> EXERCISE DIRECTIONS
Which lines below hold the word "icon"? Copy all of them.

> DATA TO PROCESS
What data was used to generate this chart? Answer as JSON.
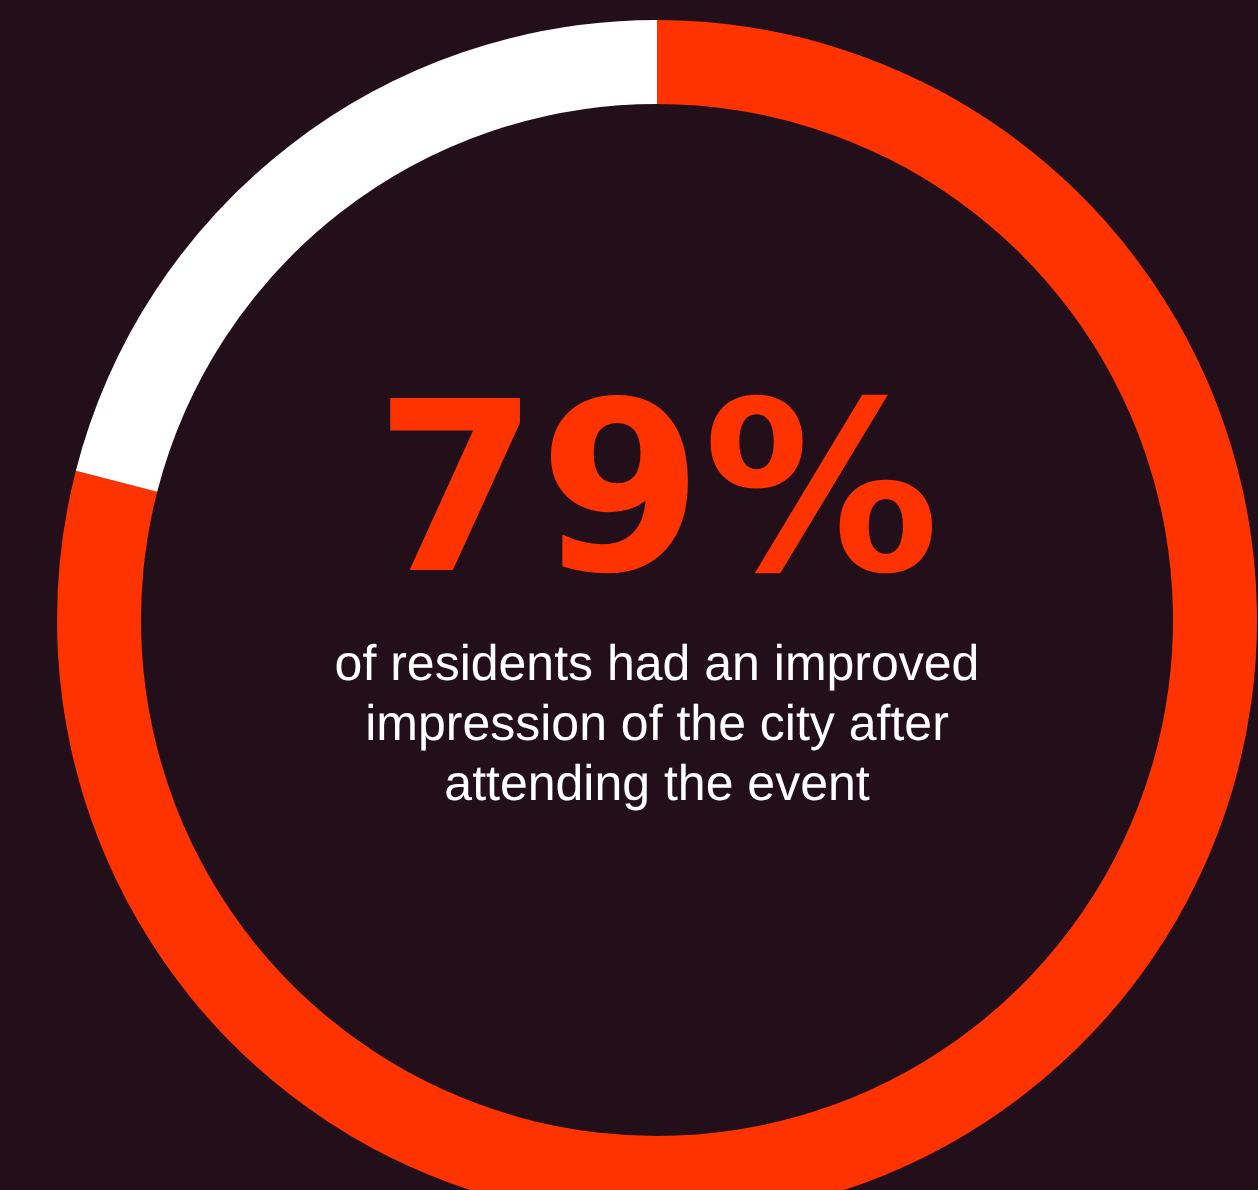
{
  "chart_data": {
    "type": "donut",
    "categories": [
      null,
      null
    ],
    "values": [
      79,
      21
    ],
    "colors": [
      "#ff3300",
      "#ffffff"
    ],
    "value_labels": [
      "79%",
      null
    ],
    "annotations": [
      "of residents had an improved impression of the city after attending the event"
    ],
    "legend": false
  }
}
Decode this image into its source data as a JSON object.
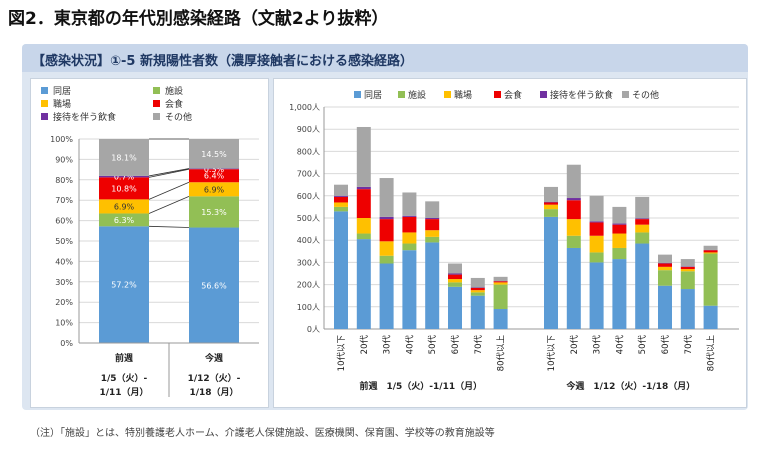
{
  "figure_title": "図2．東京都の年代別感染経路（文献2より抜粋）",
  "banner_title": "【感染状況】①-5 新規陽性者数（濃厚接触者における感染経路）",
  "note": "（注）「施設」とは、特別養護老人ホーム、介護老人保健施設、医療機関、保育園、学校等の教育施設等",
  "colors": {
    "同居": "#5b9bd5",
    "施設": "#92bf55",
    "職場": "#ffc000",
    "会食": "#ee0000",
    "接待を伴う飲食": "#7030a0",
    "その他": "#a6a6a6"
  },
  "chart_data": [
    {
      "type": "bar",
      "stacked": true,
      "percent": true,
      "legend": [
        "同居",
        "施設",
        "職場",
        "会食",
        "接待を伴う飲食",
        "その他"
      ],
      "legend_position": "top",
      "y_ticks": [
        "0%",
        "10%",
        "20%",
        "30%",
        "40%",
        "50%",
        "60%",
        "70%",
        "80%",
        "90%",
        "100%"
      ],
      "ylim": [
        0,
        100
      ],
      "categories": [
        {
          "label": "前週",
          "sub1": "1/5（火）-",
          "sub2": "1/11（月）"
        },
        {
          "label": "今週",
          "sub1": "1/12（火）-",
          "sub2": "1/18（月）"
        }
      ],
      "series": [
        {
          "name": "同居",
          "values": [
            57.2,
            56.6
          ],
          "labels": [
            "57.2%",
            "56.6%"
          ]
        },
        {
          "name": "施設",
          "values": [
            6.3,
            15.3
          ],
          "labels": [
            "6.3%",
            "15.3%"
          ]
        },
        {
          "name": "職場",
          "values": [
            6.9,
            6.9
          ],
          "labels": [
            "6.9%",
            "6.9%"
          ]
        },
        {
          "name": "会食",
          "values": [
            10.8,
            6.4
          ],
          "labels": [
            "10.8%",
            "6.4%"
          ]
        },
        {
          "name": "接待を伴う飲食",
          "values": [
            0.7,
            0.3
          ],
          "labels": [
            "0.7%",
            "0.3%"
          ]
        },
        {
          "name": "その他",
          "values": [
            18.1,
            14.5
          ],
          "labels": [
            "18.1%",
            "14.5%"
          ]
        }
      ]
    },
    {
      "type": "bar",
      "stacked": true,
      "legend": [
        "同居",
        "施設",
        "職場",
        "会食",
        "接待を伴う飲食",
        "その他"
      ],
      "legend_position": "top",
      "ylim": [
        0,
        1000
      ],
      "y_ticks": [
        "0人",
        "100人",
        "200人",
        "300人",
        "400人",
        "500人",
        "600人",
        "700人",
        "800人",
        "900人",
        "1,000人"
      ],
      "categories": [
        "10代以下",
        "20代",
        "30代",
        "40代",
        "50代",
        "60代",
        "70代",
        "80代以上"
      ],
      "groups": [
        {
          "label": "前週　1/5（火）-1/11（月）",
          "series": [
            {
              "name": "同居",
              "values": [
                530,
                405,
                295,
                355,
                390,
                190,
                150,
                90
              ]
            },
            {
              "name": "施設",
              "values": [
                20,
                25,
                35,
                30,
                25,
                20,
                15,
                110
              ]
            },
            {
              "name": "職場",
              "values": [
                20,
                70,
                65,
                50,
                30,
                15,
                10,
                10
              ]
            },
            {
              "name": "会食",
              "values": [
                25,
                130,
                100,
                70,
                50,
                20,
                10,
                5
              ]
            },
            {
              "name": "接待を伴う飲食",
              "values": [
                5,
                10,
                10,
                5,
                5,
                5,
                2,
                1
              ]
            },
            {
              "name": "その他",
              "values": [
                50,
                270,
                175,
                105,
                75,
                45,
                43,
                19
              ]
            }
          ]
        },
        {
          "label": "今週　1/12（火）-1/18（月）",
          "series": [
            {
              "name": "同居",
              "values": [
                505,
                365,
                300,
                315,
                385,
                195,
                180,
                105
              ]
            },
            {
              "name": "施設",
              "values": [
                35,
                55,
                45,
                50,
                50,
                70,
                80,
                235
              ]
            },
            {
              "name": "職場",
              "values": [
                20,
                75,
                75,
                65,
                35,
                15,
                10,
                5
              ]
            },
            {
              "name": "会食",
              "values": [
                10,
                85,
                60,
                40,
                25,
                15,
                10,
                10
              ]
            },
            {
              "name": "接待を伴う飲食",
              "values": [
                2,
                10,
                5,
                5,
                3,
                2,
                2,
                1
              ]
            },
            {
              "name": "その他",
              "values": [
                68,
                150,
                115,
                75,
                97,
                38,
                33,
                19
              ]
            }
          ]
        }
      ]
    }
  ]
}
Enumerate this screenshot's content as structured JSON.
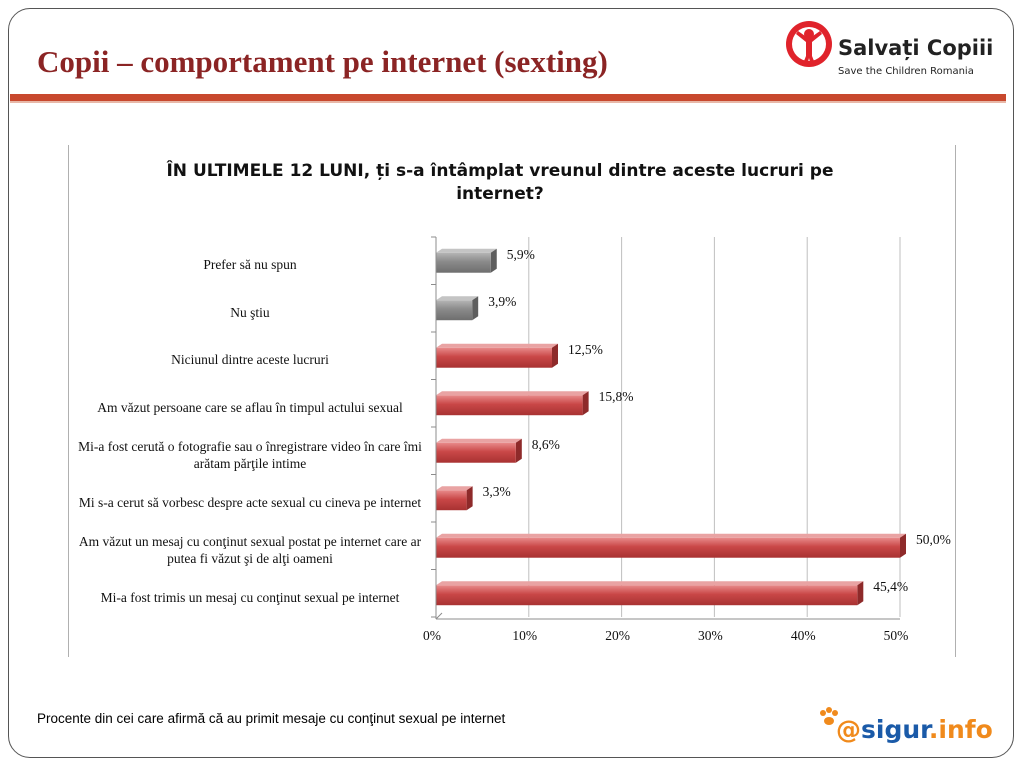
{
  "slide": {
    "title": "Copii – comportament pe internet (sexting)",
    "footnote": "Procente din cei care afirmă că au primit mesaje cu conţinut sexual pe internet"
  },
  "logos": {
    "salvati_copii": {
      "name": "Salvați Copiii",
      "subtitle": "Save the Children Romania",
      "icon": "child-figure-icon",
      "color": "#e0232b"
    },
    "sigur_info": {
      "at": "@",
      "name": "sigur",
      "suffix": ".info",
      "icon": "paw-icon",
      "colors": {
        "primary": "#1a5aa8",
        "accent": "#f08a1c"
      }
    }
  },
  "chart_data": {
    "type": "bar",
    "orientation": "horizontal",
    "title": "ÎN ULTIMELE 12 LUNI, ți s-a întâmplat vreunul dintre aceste lucruri pe internet?",
    "categories": [
      "Prefer să nu spun",
      "Nu ştiu",
      "Niciunul dintre aceste lucruri",
      "Am văzut persoane care se aflau în timpul actului sexual",
      "Mi-a fost cerută o fotografie sau o înregistrare video în care îmi arătam părţile intime",
      "Mi s-a cerut să vorbesc despre acte sexual cu cineva pe internet",
      "Am văzut un mesaj cu conţinut sexual postat pe internet care ar putea fi văzut şi de alţi oameni",
      "Mi-a fost trimis un mesaj cu conţinut sexual pe internet"
    ],
    "values": [
      5.9,
      3.9,
      12.5,
      15.8,
      8.6,
      3.3,
      50.0,
      45.4
    ],
    "value_labels": [
      "5,9%",
      "3,9%",
      "12,5%",
      "15,8%",
      "8,6%",
      "3,3%",
      "50,0%",
      "45,4%"
    ],
    "bar_colors": [
      "#8a8a8a",
      "#8a8a8a",
      "#c94747",
      "#c94747",
      "#c94747",
      "#c94747",
      "#c94747",
      "#c94747"
    ],
    "xlim": [
      0,
      50
    ],
    "x_ticks": [
      0,
      10,
      20,
      30,
      40,
      50
    ],
    "x_tick_labels": [
      "0%",
      "10%",
      "20%",
      "30%",
      "40%",
      "50%"
    ],
    "grid": true,
    "legend": "none"
  }
}
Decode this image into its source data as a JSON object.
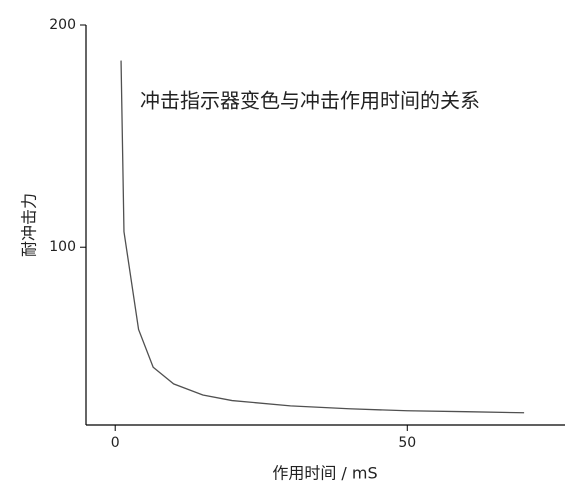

> OUTPUT FOR THIS TASK
      "icon": "child-figure-icon",
      "icon": "paw-icon",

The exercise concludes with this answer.